Objective:
The entries need to be copied exactly.
- - - - - - -
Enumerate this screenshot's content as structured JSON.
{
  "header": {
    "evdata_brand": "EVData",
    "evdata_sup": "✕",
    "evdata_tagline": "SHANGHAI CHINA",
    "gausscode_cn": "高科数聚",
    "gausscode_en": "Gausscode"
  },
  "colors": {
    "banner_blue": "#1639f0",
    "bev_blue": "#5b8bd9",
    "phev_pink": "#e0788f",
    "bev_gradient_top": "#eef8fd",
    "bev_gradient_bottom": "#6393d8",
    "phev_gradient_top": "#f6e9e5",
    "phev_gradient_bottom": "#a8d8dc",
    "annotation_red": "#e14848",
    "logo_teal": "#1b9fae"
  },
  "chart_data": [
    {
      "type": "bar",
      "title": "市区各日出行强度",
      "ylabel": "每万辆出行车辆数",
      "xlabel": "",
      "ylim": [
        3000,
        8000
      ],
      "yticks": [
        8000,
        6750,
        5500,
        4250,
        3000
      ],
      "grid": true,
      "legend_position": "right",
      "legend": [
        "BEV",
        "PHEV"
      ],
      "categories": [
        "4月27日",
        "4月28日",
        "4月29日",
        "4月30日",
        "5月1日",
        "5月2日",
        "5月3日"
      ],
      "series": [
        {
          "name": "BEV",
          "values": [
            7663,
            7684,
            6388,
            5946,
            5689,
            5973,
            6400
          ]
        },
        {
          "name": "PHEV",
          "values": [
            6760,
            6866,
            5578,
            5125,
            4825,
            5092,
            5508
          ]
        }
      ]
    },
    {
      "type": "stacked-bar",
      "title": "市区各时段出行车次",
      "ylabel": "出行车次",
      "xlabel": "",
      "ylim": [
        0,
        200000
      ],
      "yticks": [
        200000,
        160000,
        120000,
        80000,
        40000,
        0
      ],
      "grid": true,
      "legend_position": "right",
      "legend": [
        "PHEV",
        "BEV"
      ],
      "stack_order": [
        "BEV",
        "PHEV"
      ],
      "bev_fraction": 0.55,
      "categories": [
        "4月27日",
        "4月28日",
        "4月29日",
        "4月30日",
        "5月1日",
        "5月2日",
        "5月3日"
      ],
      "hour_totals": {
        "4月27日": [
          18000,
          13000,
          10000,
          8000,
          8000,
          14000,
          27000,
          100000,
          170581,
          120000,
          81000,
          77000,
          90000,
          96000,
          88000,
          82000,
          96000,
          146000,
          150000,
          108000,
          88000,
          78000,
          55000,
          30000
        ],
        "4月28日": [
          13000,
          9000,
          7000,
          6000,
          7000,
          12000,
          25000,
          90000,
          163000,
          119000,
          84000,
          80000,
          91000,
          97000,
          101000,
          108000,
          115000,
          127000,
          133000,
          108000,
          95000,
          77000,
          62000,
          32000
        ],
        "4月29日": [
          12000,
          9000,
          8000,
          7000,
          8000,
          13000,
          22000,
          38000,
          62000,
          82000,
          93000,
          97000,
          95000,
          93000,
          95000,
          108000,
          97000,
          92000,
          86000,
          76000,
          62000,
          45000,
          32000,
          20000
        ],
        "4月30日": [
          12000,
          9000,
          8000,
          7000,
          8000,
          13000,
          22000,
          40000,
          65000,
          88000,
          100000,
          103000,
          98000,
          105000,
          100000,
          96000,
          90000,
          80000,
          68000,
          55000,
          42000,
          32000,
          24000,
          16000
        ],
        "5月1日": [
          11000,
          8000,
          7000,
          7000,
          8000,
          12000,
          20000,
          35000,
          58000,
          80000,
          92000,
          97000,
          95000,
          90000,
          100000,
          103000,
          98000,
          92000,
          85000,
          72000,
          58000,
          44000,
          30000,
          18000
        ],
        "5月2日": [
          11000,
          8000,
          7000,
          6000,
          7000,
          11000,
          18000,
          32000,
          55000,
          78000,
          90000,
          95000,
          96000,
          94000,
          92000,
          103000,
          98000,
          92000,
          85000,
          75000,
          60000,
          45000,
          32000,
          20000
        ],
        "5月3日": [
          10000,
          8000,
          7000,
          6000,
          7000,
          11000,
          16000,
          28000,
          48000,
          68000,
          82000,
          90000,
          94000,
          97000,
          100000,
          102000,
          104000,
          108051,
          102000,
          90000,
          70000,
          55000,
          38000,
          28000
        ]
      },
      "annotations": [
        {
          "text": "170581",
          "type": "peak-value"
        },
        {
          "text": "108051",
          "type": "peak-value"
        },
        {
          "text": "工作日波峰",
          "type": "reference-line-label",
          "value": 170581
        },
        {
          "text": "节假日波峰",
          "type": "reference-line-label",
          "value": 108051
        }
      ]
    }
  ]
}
- - - - - - -
Complete answer:
Enumerate this screenshot's content as structured JSON.
{
  "header": {
    "evdata_brand": "EVData",
    "evdata_sup": "✕",
    "evdata_tagline": "SHANGHAI CHINA",
    "gausscode_cn": "高科数聚",
    "gausscode_en": "Gausscode"
  },
  "colors": {
    "banner_blue": "#1639f0",
    "bev_blue": "#5b8bd9",
    "phev_pink": "#e0788f",
    "bev_gradient_top": "#eef8fd",
    "bev_gradient_bottom": "#6393d8",
    "phev_gradient_top": "#f6e9e5",
    "phev_gradient_bottom": "#a8d8dc",
    "annotation_red": "#e14848",
    "logo_teal": "#1b9fae"
  },
  "chart_data": [
    {
      "type": "bar",
      "title": "市区各日出行强度",
      "ylabel": "每万辆出行车辆数",
      "xlabel": "",
      "ylim": [
        3000,
        8000
      ],
      "yticks": [
        8000,
        6750,
        5500,
        4250,
        3000
      ],
      "grid": true,
      "legend_position": "right",
      "legend": [
        "BEV",
        "PHEV"
      ],
      "categories": [
        "4月27日",
        "4月28日",
        "4月29日",
        "4月30日",
        "5月1日",
        "5月2日",
        "5月3日"
      ],
      "series": [
        {
          "name": "BEV",
          "values": [
            7663,
            7684,
            6388,
            5946,
            5689,
            5973,
            6400
          ]
        },
        {
          "name": "PHEV",
          "values": [
            6760,
            6866,
            5578,
            5125,
            4825,
            5092,
            5508
          ]
        }
      ]
    },
    {
      "type": "stacked-bar",
      "title": "市区各时段出行车次",
      "ylabel": "出行车次",
      "xlabel": "",
      "ylim": [
        0,
        200000
      ],
      "yticks": [
        200000,
        160000,
        120000,
        80000,
        40000,
        0
      ],
      "grid": true,
      "legend_position": "right",
      "legend": [
        "PHEV",
        "BEV"
      ],
      "stack_order": [
        "BEV",
        "PHEV"
      ],
      "bev_fraction": 0.55,
      "categories": [
        "4月27日",
        "4月28日",
        "4月29日",
        "4月30日",
        "5月1日",
        "5月2日",
        "5月3日"
      ],
      "hour_totals": {
        "4月27日": [
          18000,
          13000,
          10000,
          8000,
          8000,
          14000,
          27000,
          100000,
          170581,
          120000,
          81000,
          77000,
          90000,
          96000,
          88000,
          82000,
          96000,
          146000,
          150000,
          108000,
          88000,
          78000,
          55000,
          30000
        ],
        "4月28日": [
          13000,
          9000,
          7000,
          6000,
          7000,
          12000,
          25000,
          90000,
          163000,
          119000,
          84000,
          80000,
          91000,
          97000,
          101000,
          108000,
          115000,
          127000,
          133000,
          108000,
          95000,
          77000,
          62000,
          32000
        ],
        "4月29日": [
          12000,
          9000,
          8000,
          7000,
          8000,
          13000,
          22000,
          38000,
          62000,
          82000,
          93000,
          97000,
          95000,
          93000,
          95000,
          108000,
          97000,
          92000,
          86000,
          76000,
          62000,
          45000,
          32000,
          20000
        ],
        "4月30日": [
          12000,
          9000,
          8000,
          7000,
          8000,
          13000,
          22000,
          40000,
          65000,
          88000,
          100000,
          103000,
          98000,
          105000,
          100000,
          96000,
          90000,
          80000,
          68000,
          55000,
          42000,
          32000,
          24000,
          16000
        ],
        "5月1日": [
          11000,
          8000,
          7000,
          7000,
          8000,
          12000,
          20000,
          35000,
          58000,
          80000,
          92000,
          97000,
          95000,
          90000,
          100000,
          103000,
          98000,
          92000,
          85000,
          72000,
          58000,
          44000,
          30000,
          18000
        ],
        "5月2日": [
          11000,
          8000,
          7000,
          6000,
          7000,
          11000,
          18000,
          32000,
          55000,
          78000,
          90000,
          95000,
          96000,
          94000,
          92000,
          103000,
          98000,
          92000,
          85000,
          75000,
          60000,
          45000,
          32000,
          20000
        ],
        "5月3日": [
          10000,
          8000,
          7000,
          6000,
          7000,
          11000,
          16000,
          28000,
          48000,
          68000,
          82000,
          90000,
          94000,
          97000,
          100000,
          102000,
          104000,
          108051,
          102000,
          90000,
          70000,
          55000,
          38000,
          28000
        ]
      },
      "annotations": [
        {
          "text": "170581",
          "type": "peak-value"
        },
        {
          "text": "108051",
          "type": "peak-value"
        },
        {
          "text": "工作日波峰",
          "type": "reference-line-label",
          "value": 170581
        },
        {
          "text": "节假日波峰",
          "type": "reference-line-label",
          "value": 108051
        }
      ]
    }
  ]
}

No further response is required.